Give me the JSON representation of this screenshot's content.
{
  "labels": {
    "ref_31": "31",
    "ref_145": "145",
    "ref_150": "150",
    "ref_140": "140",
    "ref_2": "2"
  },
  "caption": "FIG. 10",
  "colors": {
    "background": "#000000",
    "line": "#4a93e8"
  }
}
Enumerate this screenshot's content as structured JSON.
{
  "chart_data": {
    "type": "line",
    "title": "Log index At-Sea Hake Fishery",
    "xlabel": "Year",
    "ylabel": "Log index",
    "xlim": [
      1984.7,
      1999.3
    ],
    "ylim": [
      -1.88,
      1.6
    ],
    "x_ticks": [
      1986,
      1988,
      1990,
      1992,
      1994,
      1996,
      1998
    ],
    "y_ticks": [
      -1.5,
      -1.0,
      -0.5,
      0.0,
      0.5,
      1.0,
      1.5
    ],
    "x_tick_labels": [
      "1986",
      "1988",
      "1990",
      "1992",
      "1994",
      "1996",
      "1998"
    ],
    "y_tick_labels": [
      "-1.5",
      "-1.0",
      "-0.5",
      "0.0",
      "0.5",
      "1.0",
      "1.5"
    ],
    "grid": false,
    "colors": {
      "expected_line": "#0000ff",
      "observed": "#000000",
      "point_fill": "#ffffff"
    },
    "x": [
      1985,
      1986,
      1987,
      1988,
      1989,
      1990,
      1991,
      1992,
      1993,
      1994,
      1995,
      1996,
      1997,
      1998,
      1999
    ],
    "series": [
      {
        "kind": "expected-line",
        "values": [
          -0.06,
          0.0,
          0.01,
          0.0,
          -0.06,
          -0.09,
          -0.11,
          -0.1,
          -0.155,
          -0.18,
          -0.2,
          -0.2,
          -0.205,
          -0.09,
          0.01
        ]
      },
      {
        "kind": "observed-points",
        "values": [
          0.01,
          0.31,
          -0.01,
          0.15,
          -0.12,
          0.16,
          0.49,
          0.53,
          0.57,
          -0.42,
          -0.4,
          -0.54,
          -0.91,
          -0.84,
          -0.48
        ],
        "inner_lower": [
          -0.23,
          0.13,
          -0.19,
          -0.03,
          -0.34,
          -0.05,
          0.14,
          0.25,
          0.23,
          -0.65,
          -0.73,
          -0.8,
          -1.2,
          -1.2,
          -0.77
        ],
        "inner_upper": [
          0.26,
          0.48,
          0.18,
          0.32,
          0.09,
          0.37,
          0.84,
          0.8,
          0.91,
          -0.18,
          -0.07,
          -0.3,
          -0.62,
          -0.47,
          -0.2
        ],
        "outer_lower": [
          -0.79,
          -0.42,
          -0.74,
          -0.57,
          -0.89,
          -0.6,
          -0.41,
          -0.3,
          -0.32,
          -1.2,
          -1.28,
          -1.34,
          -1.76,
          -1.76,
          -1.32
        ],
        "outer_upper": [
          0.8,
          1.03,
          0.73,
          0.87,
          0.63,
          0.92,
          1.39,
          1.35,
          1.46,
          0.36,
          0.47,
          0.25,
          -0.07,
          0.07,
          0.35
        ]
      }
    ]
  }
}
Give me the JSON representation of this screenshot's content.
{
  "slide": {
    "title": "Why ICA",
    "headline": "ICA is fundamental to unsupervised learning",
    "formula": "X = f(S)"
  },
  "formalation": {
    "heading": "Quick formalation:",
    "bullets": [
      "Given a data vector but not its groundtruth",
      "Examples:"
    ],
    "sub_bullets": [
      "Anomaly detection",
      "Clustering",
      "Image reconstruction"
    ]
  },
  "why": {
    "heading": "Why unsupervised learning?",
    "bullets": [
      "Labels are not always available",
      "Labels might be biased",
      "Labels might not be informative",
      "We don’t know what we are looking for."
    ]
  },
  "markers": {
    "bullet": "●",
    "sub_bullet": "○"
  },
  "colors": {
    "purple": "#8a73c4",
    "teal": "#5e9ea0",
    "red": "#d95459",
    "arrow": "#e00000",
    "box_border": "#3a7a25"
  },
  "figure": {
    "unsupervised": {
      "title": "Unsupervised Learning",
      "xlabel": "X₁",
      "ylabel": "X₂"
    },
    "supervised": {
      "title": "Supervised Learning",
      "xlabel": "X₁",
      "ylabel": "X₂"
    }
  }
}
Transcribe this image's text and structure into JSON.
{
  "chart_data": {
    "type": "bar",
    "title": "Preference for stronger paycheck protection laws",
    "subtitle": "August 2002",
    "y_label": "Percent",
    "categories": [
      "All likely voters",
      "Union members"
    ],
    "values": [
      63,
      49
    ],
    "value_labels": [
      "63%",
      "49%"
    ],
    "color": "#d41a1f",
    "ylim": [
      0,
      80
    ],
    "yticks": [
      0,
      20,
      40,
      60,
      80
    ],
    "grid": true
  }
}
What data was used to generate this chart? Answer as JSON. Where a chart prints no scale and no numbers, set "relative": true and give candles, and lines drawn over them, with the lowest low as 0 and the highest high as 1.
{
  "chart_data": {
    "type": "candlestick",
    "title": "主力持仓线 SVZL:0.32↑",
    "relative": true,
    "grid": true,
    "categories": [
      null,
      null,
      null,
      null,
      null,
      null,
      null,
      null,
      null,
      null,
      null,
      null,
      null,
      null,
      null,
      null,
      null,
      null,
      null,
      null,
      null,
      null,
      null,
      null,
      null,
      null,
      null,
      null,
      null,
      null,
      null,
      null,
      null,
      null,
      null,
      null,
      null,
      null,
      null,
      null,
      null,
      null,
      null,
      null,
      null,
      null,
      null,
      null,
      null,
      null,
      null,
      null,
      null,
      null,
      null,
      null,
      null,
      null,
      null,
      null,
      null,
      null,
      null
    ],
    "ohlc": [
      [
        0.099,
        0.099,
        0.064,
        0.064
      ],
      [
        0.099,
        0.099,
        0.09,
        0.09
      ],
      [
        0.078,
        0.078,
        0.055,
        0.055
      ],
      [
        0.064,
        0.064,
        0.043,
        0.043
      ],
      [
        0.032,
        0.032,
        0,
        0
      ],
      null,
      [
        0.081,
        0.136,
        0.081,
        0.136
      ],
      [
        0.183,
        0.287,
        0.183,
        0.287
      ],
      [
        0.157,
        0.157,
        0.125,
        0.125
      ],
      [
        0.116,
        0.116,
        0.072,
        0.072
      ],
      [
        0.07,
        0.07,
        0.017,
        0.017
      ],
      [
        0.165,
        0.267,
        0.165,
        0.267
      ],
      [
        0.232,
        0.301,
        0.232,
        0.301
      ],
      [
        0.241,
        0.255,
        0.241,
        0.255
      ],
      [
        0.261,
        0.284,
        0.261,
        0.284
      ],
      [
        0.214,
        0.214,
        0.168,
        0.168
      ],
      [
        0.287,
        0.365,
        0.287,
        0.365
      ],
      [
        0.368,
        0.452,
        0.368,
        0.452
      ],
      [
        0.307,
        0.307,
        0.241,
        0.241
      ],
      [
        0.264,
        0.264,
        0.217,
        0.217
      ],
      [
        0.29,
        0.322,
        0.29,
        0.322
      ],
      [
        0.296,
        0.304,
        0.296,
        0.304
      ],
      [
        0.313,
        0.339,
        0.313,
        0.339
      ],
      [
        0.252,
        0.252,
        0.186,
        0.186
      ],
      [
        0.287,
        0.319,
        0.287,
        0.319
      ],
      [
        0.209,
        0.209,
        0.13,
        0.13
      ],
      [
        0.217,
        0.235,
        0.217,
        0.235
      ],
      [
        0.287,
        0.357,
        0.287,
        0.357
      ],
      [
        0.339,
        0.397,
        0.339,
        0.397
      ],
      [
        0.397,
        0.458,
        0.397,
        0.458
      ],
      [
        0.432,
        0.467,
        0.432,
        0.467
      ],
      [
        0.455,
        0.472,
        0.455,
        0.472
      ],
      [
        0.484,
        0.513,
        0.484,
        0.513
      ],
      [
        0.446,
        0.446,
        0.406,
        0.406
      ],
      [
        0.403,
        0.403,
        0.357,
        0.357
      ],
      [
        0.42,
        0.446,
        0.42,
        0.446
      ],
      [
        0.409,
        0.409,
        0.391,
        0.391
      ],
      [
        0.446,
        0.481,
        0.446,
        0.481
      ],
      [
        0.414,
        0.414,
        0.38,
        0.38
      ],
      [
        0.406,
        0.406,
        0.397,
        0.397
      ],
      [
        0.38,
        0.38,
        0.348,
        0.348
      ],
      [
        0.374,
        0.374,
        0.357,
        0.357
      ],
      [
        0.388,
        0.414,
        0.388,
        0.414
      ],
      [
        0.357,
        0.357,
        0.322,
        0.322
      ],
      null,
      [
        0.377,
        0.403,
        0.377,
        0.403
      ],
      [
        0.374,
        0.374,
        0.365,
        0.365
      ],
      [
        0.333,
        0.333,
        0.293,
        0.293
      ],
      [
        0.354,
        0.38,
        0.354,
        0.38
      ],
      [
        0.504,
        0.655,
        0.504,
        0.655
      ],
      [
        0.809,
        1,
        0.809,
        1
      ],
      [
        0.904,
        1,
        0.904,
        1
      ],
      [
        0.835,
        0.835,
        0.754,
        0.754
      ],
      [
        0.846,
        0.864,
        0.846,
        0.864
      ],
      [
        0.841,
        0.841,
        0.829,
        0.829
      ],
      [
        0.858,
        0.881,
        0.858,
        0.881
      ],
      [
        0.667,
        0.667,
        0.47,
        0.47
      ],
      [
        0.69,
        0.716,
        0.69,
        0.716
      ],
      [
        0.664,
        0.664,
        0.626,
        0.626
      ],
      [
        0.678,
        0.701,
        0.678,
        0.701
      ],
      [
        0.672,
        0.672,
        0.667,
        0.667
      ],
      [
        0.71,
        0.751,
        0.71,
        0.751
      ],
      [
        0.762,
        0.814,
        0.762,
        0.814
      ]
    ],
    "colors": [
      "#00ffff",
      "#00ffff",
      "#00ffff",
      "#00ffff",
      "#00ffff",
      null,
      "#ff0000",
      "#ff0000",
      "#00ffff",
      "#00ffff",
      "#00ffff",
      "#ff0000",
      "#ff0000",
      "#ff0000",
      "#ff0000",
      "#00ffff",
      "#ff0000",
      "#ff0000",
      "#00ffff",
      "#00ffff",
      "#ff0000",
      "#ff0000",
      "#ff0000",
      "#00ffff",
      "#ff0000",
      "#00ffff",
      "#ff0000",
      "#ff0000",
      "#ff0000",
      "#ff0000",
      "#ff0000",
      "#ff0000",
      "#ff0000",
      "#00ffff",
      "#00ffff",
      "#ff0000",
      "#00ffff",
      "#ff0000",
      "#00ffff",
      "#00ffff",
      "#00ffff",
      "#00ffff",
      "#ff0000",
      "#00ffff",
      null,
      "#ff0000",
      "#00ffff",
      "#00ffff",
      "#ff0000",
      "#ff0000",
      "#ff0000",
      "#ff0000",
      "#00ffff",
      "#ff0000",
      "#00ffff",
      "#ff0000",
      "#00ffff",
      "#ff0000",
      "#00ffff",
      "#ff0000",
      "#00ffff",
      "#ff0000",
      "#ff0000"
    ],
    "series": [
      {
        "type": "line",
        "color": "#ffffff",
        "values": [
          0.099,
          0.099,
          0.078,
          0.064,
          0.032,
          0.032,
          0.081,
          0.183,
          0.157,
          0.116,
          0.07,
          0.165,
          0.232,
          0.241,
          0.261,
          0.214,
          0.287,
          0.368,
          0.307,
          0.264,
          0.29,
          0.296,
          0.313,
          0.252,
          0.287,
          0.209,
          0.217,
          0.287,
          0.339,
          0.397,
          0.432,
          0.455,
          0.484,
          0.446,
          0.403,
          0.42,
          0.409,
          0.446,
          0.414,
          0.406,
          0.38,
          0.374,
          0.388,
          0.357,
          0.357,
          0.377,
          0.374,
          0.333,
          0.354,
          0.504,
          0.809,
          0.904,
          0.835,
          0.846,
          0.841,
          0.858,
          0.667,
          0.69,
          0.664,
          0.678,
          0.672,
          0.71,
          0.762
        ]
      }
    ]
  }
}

THE TASK
Your task is to gather all lines from the entries above that hold the word "formalation".

COMPLETE RESPONSE
  "formalation": {
    "heading": "Quick formalation:",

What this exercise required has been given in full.